What is needed: Show each line from the records below in which the word "Primary" occurs.

Material for this exercise:

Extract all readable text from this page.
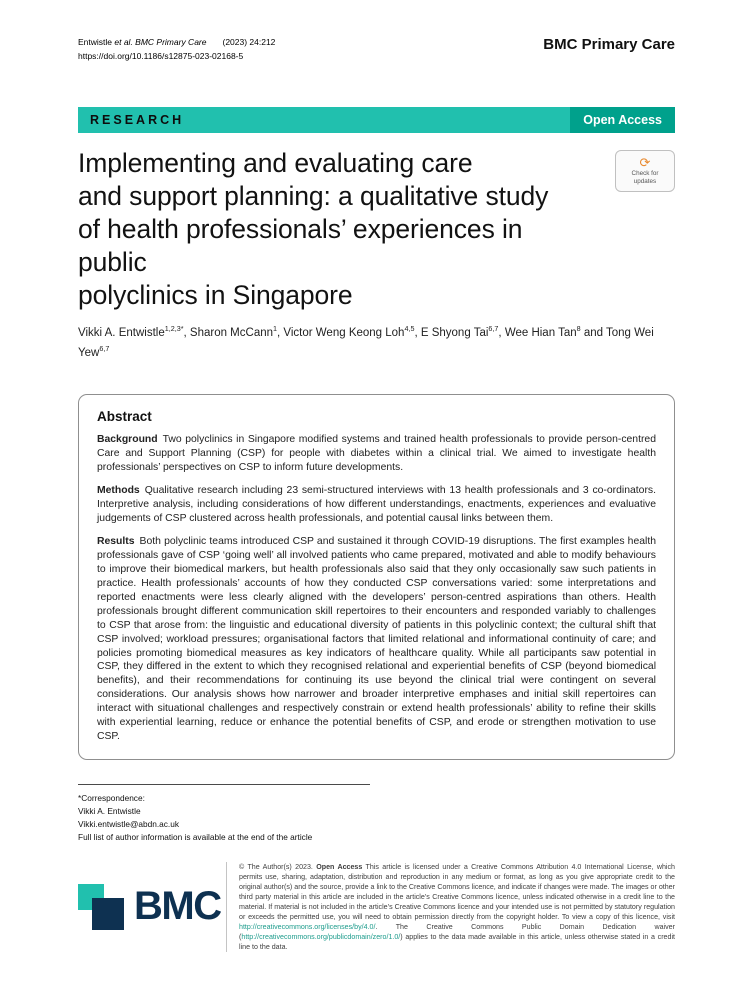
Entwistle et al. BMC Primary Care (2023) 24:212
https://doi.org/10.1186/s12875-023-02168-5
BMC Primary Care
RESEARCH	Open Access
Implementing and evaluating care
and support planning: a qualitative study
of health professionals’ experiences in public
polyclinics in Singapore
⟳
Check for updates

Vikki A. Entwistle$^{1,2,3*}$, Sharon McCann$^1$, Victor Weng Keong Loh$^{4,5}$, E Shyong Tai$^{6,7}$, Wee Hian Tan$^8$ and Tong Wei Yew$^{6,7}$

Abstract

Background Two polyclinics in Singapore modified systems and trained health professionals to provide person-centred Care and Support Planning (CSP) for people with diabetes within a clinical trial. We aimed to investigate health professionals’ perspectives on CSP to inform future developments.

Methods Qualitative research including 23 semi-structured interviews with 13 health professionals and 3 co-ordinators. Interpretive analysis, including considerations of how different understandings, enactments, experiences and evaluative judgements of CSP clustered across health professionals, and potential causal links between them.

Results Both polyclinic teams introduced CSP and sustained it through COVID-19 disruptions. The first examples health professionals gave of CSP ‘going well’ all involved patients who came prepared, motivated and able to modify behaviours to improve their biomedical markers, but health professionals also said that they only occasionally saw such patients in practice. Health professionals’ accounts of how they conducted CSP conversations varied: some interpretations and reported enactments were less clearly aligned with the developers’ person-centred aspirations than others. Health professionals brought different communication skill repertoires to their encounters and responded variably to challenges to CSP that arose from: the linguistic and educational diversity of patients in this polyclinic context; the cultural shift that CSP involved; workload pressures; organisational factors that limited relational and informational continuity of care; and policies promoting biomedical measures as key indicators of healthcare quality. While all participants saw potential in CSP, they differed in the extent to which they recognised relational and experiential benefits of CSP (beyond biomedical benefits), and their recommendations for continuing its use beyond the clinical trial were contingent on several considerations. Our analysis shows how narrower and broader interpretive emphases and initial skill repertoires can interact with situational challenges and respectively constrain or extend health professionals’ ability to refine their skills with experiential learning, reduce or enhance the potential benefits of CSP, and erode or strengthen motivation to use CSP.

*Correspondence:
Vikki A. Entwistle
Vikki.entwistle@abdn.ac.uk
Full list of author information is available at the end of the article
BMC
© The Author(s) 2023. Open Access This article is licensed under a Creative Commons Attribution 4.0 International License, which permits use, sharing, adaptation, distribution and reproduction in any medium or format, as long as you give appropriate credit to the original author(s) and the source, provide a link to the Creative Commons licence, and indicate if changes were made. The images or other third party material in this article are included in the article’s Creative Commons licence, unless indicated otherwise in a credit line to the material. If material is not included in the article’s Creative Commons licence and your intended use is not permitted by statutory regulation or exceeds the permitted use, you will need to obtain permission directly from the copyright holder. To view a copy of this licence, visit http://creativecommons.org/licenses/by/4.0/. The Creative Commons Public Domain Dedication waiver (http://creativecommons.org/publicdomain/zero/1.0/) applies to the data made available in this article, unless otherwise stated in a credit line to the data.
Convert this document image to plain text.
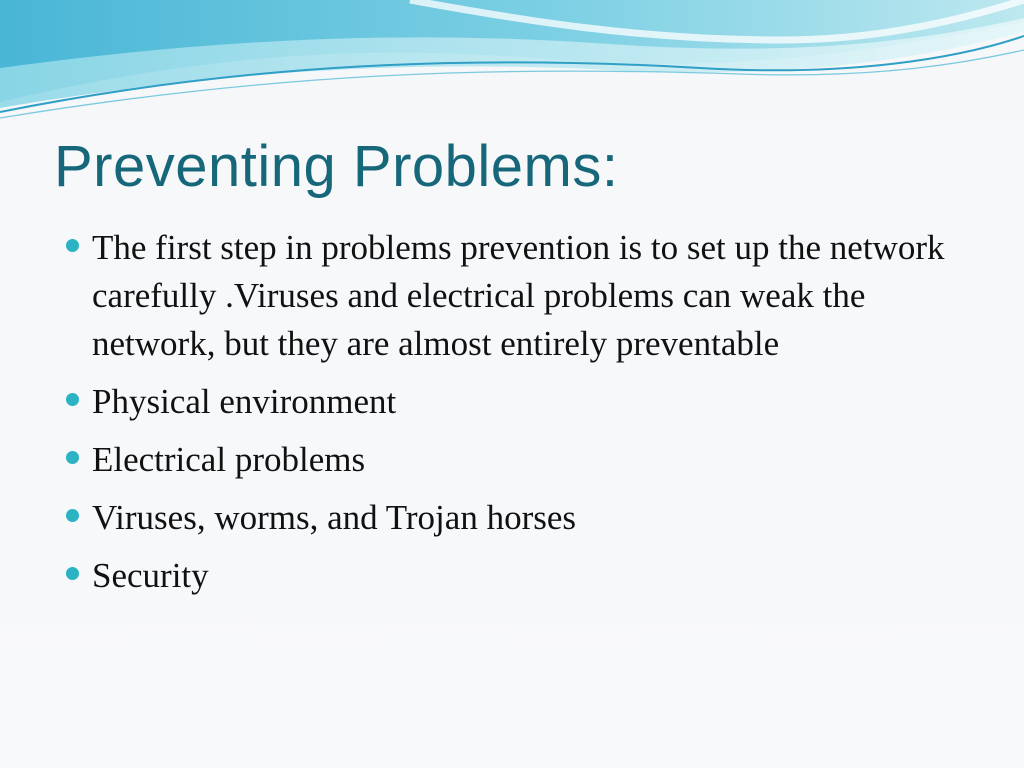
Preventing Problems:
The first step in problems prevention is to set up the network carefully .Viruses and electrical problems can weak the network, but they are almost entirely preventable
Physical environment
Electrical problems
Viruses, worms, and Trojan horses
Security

Exercise solution:
Entwistle et al. BMC Primary Care (2023) 24:212
BMC Primary Care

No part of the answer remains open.